__OBJECTIVE__: All lines below must be repeated exactly, with the pictures omitted.

__AVAILABLE DATA__:

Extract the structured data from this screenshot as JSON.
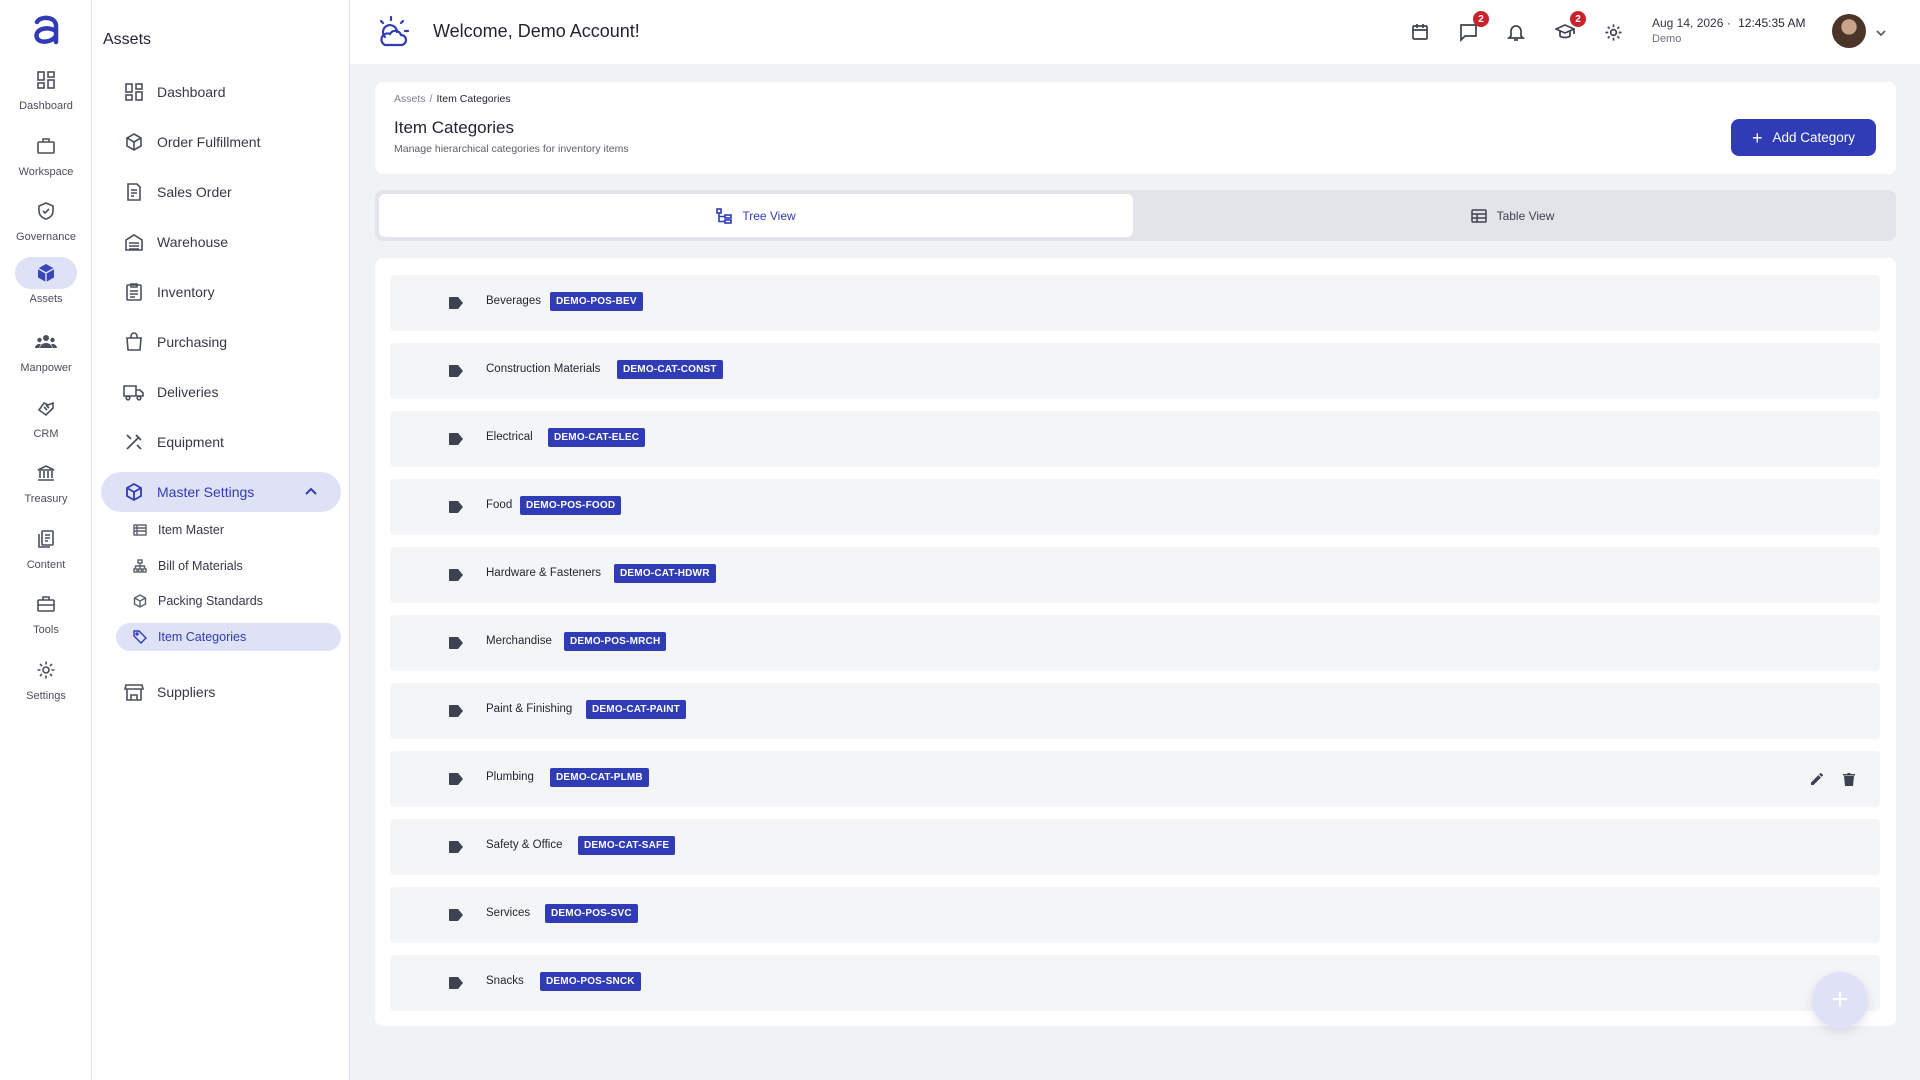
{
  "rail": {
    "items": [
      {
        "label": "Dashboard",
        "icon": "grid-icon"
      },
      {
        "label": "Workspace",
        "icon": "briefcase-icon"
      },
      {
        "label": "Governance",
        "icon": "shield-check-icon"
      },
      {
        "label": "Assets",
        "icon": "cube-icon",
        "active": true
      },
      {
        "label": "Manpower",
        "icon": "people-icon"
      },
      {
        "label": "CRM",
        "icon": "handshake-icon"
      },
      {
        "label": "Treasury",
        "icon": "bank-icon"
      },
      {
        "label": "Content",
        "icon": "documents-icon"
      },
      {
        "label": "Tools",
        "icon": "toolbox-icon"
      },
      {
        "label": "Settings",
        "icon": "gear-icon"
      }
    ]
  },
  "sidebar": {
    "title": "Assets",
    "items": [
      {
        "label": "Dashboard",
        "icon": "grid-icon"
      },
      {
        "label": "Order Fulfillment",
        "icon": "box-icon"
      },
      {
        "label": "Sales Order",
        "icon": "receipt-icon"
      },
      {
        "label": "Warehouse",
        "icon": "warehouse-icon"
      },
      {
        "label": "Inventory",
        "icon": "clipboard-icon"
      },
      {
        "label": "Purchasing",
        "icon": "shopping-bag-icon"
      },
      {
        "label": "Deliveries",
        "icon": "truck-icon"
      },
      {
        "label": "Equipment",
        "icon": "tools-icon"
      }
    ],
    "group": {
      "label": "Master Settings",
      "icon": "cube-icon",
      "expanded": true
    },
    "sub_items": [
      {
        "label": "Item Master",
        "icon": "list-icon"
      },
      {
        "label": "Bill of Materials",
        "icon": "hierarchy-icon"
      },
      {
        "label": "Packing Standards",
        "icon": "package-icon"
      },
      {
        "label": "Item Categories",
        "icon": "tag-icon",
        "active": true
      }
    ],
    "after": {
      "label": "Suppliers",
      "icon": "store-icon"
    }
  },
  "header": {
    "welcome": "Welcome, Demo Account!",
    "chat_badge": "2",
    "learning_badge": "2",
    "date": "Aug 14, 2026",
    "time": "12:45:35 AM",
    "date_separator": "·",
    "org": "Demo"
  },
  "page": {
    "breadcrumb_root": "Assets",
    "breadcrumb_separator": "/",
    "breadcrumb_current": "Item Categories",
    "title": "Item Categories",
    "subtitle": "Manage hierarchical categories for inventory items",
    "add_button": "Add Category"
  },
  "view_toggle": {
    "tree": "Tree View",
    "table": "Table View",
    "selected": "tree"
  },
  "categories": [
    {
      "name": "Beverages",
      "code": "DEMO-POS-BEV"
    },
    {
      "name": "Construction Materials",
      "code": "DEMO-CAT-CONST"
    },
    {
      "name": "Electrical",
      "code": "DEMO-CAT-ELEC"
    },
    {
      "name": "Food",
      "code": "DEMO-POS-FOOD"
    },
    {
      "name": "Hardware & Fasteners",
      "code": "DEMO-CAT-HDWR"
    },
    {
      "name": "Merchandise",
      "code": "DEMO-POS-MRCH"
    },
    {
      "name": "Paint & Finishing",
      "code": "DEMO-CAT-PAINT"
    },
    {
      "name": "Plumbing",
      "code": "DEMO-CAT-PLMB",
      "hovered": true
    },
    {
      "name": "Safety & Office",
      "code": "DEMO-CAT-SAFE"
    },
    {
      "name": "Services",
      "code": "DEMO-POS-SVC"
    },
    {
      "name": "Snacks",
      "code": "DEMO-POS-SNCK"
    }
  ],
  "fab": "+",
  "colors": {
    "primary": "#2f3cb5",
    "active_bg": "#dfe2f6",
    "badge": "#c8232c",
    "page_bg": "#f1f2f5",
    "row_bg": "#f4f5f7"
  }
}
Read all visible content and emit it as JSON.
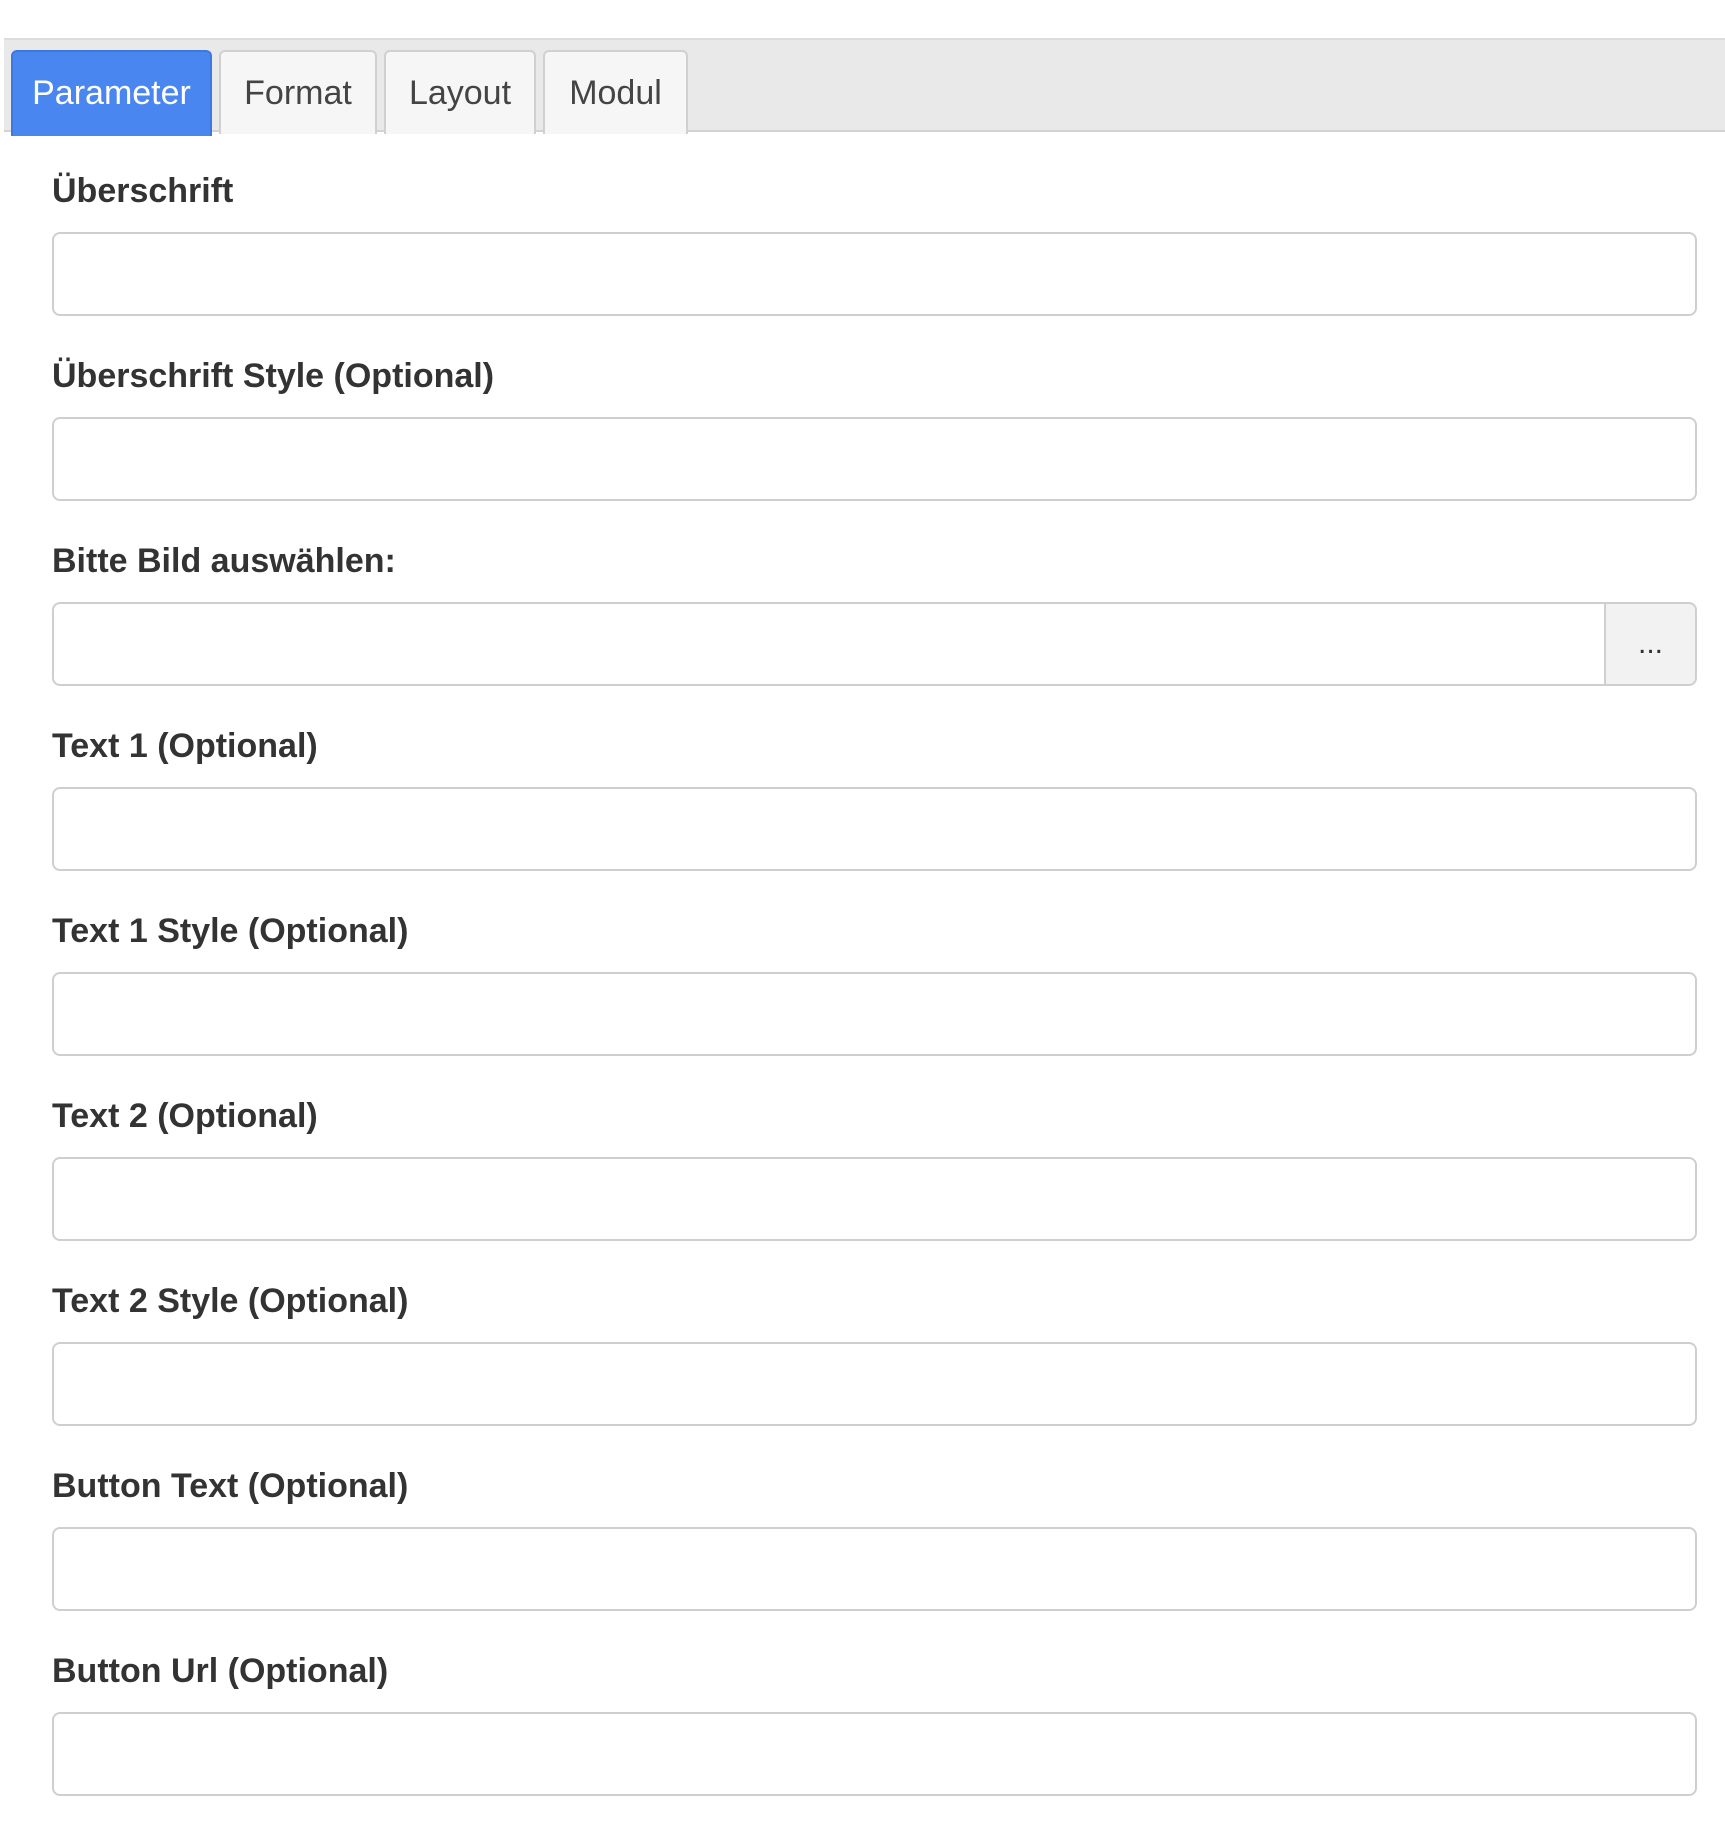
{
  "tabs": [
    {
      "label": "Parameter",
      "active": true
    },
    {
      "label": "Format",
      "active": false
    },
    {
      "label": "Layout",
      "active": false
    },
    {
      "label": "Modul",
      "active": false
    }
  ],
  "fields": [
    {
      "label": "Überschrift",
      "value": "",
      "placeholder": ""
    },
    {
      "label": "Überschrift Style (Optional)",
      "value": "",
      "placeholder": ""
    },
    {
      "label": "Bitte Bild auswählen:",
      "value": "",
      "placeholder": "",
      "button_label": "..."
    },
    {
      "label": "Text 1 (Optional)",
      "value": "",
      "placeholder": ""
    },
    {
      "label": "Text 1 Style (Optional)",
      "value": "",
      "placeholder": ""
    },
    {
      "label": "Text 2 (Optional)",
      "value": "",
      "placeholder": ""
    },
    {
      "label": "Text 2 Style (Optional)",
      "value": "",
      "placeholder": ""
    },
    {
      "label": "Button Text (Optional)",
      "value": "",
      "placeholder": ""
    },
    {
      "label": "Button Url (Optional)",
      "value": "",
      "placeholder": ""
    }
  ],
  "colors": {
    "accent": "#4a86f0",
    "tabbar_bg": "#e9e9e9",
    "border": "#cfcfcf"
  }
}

__TASK RESPONSE__:
Extract the structured data from this screenshot as JSON.
{
  "rail": {
    "items": [
      {
        "label": "Dashboard",
        "icon": "grid-icon"
      },
      {
        "label": "Workspace",
        "icon": "briefcase-icon"
      },
      {
        "label": "Governance",
        "icon": "shield-check-icon"
      },
      {
        "label": "Assets",
        "icon": "cube-icon",
        "active": true
      },
      {
        "label": "Manpower",
        "icon": "people-icon"
      },
      {
        "label": "CRM",
        "icon": "handshake-icon"
      },
      {
        "label": "Treasury",
        "icon": "bank-icon"
      },
      {
        "label": "Content",
        "icon": "documents-icon"
      },
      {
        "label": "Tools",
        "icon": "toolbox-icon"
      },
      {
        "label": "Settings",
        "icon": "gear-icon"
      }
    ]
  },
  "sidebar": {
    "title": "Assets",
    "items": [
      {
        "label": "Dashboard",
        "icon": "grid-icon"
      },
      {
        "label": "Order Fulfillment",
        "icon": "box-icon"
      },
      {
        "label": "Sales Order",
        "icon": "receipt-icon"
      },
      {
        "label": "Warehouse",
        "icon": "warehouse-icon"
      },
      {
        "label": "Inventory",
        "icon": "clipboard-icon"
      },
      {
        "label": "Purchasing",
        "icon": "shopping-bag-icon"
      },
      {
        "label": "Deliveries",
        "icon": "truck-icon"
      },
      {
        "label": "Equipment",
        "icon": "tools-icon"
      }
    ],
    "group": {
      "label": "Master Settings",
      "icon": "cube-icon",
      "expanded": true
    },
    "sub_items": [
      {
        "label": "Item Master",
        "icon": "list-icon"
      },
      {
        "label": "Bill of Materials",
        "icon": "hierarchy-icon"
      },
      {
        "label": "Packing Standards",
        "icon": "package-icon"
      },
      {
        "label": "Item Categories",
        "icon": "tag-icon",
        "active": true
      }
    ],
    "after": {
      "label": "Suppliers",
      "icon": "store-icon"
    }
  },
  "header": {
    "welcome": "Welcome, Demo Account!",
    "chat_badge": "2",
    "learning_badge": "2",
    "date": "Aug 14, 2026",
    "time": "12:45:35 AM",
    "date_separator": "·",
    "org": "Demo"
  },
  "page": {
    "breadcrumb_root": "Assets",
    "breadcrumb_separator": "/",
    "breadcrumb_current": "Item Categories",
    "title": "Item Categories",
    "subtitle": "Manage hierarchical categories for inventory items",
    "add_button": "Add Category"
  },
  "view_toggle": {
    "tree": "Tree View",
    "table": "Table View",
    "selected": "tree"
  },
  "categories": [
    {
      "name": "Beverages",
      "code": "DEMO-POS-BEV"
    },
    {
      "name": "Construction Materials",
      "code": "DEMO-CAT-CONST"
    },
    {
      "name": "Electrical",
      "code": "DEMO-CAT-ELEC"
    },
    {
      "name": "Food",
      "code": "DEMO-POS-FOOD"
    },
    {
      "name": "Hardware & Fasteners",
      "code": "DEMO-CAT-HDWR"
    },
    {
      "name": "Merchandise",
      "code": "DEMO-POS-MRCH"
    },
    {
      "name": "Paint & Finishing",
      "code": "DEMO-CAT-PAINT"
    },
    {
      "name": "Plumbing",
      "code": "DEMO-CAT-PLMB",
      "hovered": true
    },
    {
      "name": "Safety & Office",
      "code": "DEMO-CAT-SAFE"
    },
    {
      "name": "Services",
      "code": "DEMO-POS-SVC"
    },
    {
      "name": "Snacks",
      "code": "DEMO-POS-SNCK"
    }
  ],
  "fab": "+",
  "colors": {
    "primary": "#2f3cb5",
    "active_bg": "#dfe2f6",
    "badge": "#c8232c",
    "page_bg": "#f1f2f5",
    "row_bg": "#f4f5f7"
  }
}
Read all visible content and emit it as JSON.
{
  "tabs": [
    {
      "label": "Parameter",
      "active": true
    },
    {
      "label": "Format",
      "active": false
    },
    {
      "label": "Layout",
      "active": false
    },
    {
      "label": "Modul",
      "active": false
    }
  ],
  "fields": [
    {
      "label": "Überschrift",
      "value": "",
      "placeholder": ""
    },
    {
      "label": "Überschrift Style (Optional)",
      "value": "",
      "placeholder": ""
    },
    {
      "label": "Bitte Bild auswählen:",
      "value": "",
      "placeholder": "",
      "button_label": "..."
    },
    {
      "label": "Text 1 (Optional)",
      "value": "",
      "placeholder": ""
    },
    {
      "label": "Text 1 Style (Optional)",
      "value": "",
      "placeholder": ""
    },
    {
      "label": "Text 2 (Optional)",
      "value": "",
      "placeholder": ""
    },
    {
      "label": "Text 2 Style (Optional)",
      "value": "",
      "placeholder": ""
    },
    {
      "label": "Button Text (Optional)",
      "value": "",
      "placeholder": ""
    },
    {
      "label": "Button Url (Optional)",
      "value": "",
      "placeholder": ""
    }
  ],
  "colors": {
    "accent": "#4a86f0",
    "tabbar_bg": "#e9e9e9",
    "border": "#cfcfcf"
  }
}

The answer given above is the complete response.